WRITTEN TASK -
Report how many lines of the entries below contain the word "Vizebürgermeister", and nothing more.

[Dataset excerpts]

>> start

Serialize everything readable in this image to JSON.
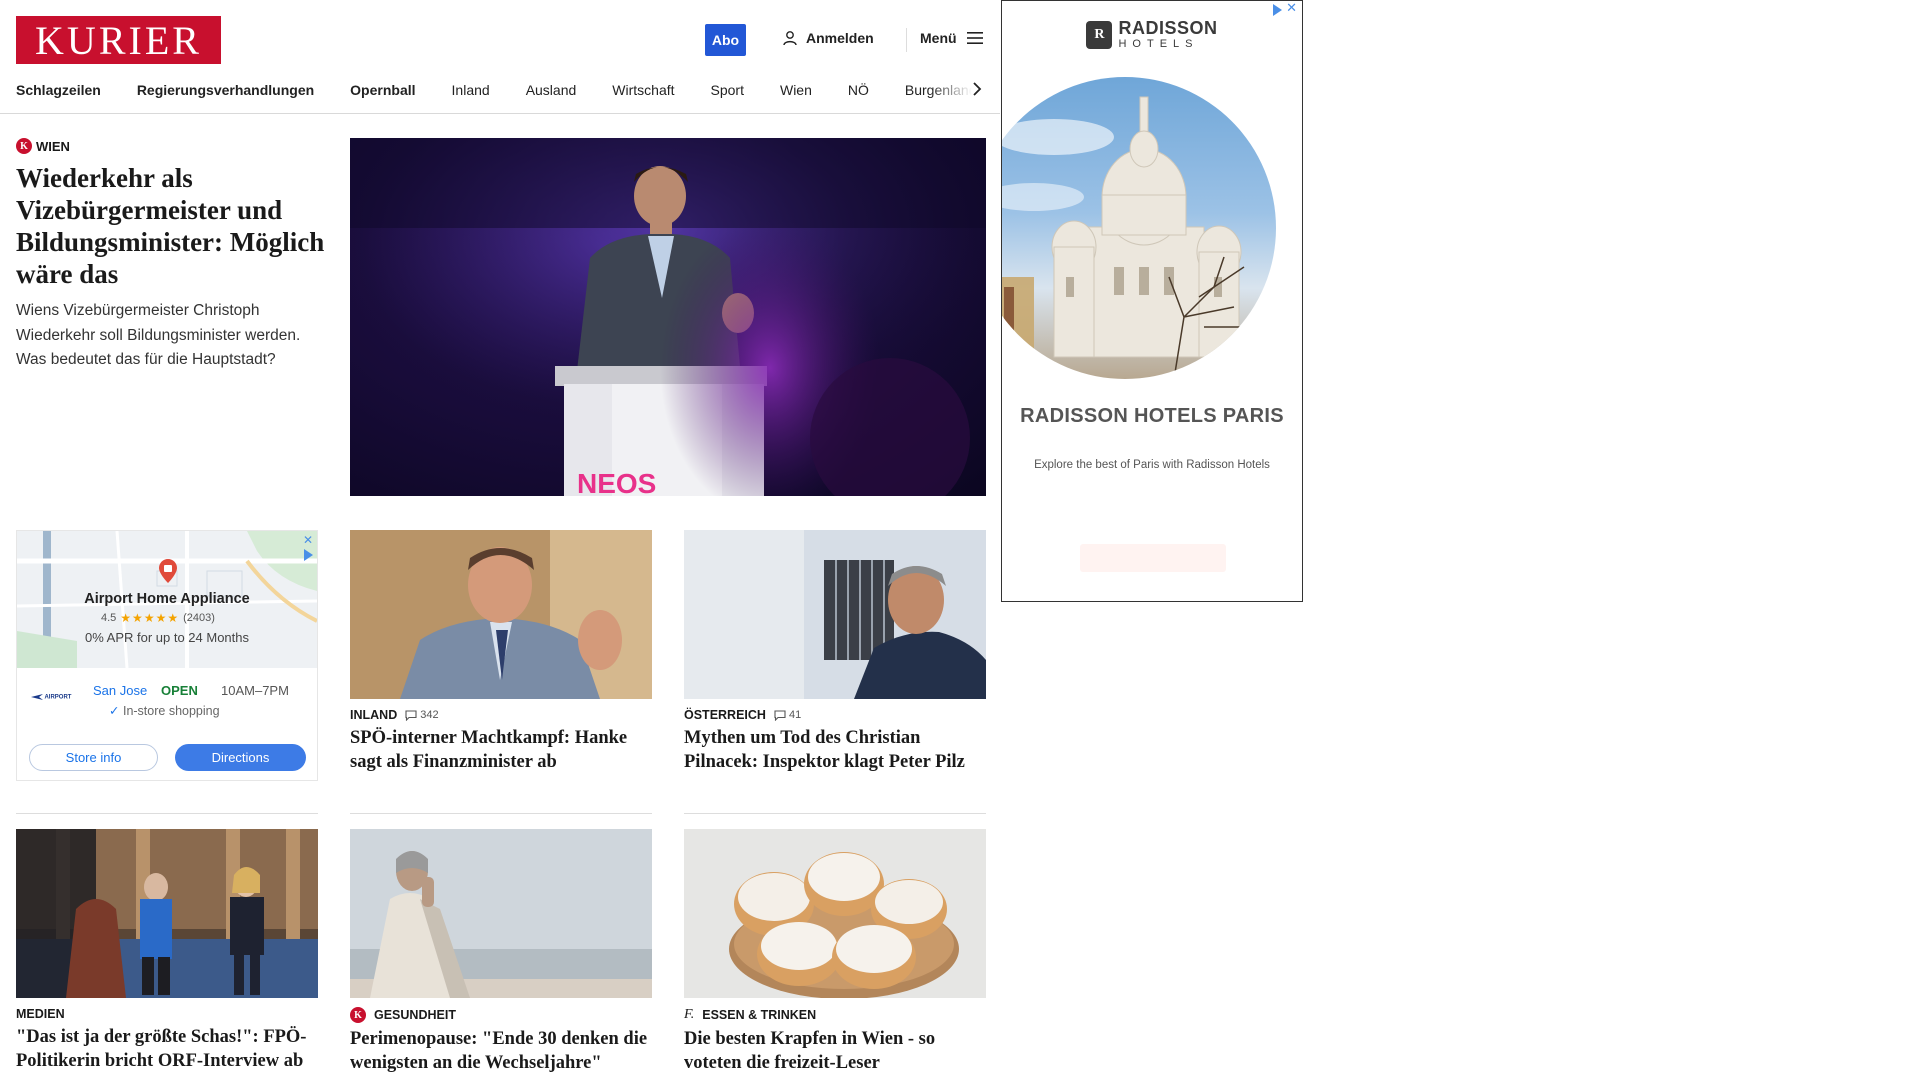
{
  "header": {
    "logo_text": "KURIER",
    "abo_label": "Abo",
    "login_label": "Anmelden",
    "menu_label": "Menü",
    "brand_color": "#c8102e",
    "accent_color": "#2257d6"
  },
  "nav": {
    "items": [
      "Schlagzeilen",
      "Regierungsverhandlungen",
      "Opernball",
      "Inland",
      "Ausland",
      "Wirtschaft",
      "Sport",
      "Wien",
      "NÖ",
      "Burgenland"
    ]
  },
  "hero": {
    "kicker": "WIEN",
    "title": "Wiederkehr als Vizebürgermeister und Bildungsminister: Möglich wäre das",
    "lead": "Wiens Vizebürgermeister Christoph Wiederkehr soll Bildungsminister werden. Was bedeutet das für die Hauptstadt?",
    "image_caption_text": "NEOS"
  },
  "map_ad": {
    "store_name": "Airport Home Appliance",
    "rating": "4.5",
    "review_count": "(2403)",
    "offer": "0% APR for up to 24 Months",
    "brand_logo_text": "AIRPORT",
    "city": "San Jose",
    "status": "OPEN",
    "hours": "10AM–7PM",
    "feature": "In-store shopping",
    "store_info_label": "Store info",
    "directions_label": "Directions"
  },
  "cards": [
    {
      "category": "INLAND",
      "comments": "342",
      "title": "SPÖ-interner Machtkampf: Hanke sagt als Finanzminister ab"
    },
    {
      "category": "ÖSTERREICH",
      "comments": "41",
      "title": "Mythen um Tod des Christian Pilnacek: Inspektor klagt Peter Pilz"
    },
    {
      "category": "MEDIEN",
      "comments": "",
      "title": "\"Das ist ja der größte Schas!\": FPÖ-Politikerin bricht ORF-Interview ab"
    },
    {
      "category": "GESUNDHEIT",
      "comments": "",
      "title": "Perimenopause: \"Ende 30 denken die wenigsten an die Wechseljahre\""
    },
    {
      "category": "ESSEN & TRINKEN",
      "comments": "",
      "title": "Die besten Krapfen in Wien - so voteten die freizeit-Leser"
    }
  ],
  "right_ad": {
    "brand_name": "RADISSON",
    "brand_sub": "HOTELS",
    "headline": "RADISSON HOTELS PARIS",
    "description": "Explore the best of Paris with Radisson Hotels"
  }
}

>> end

FINISHED ANSWER -
2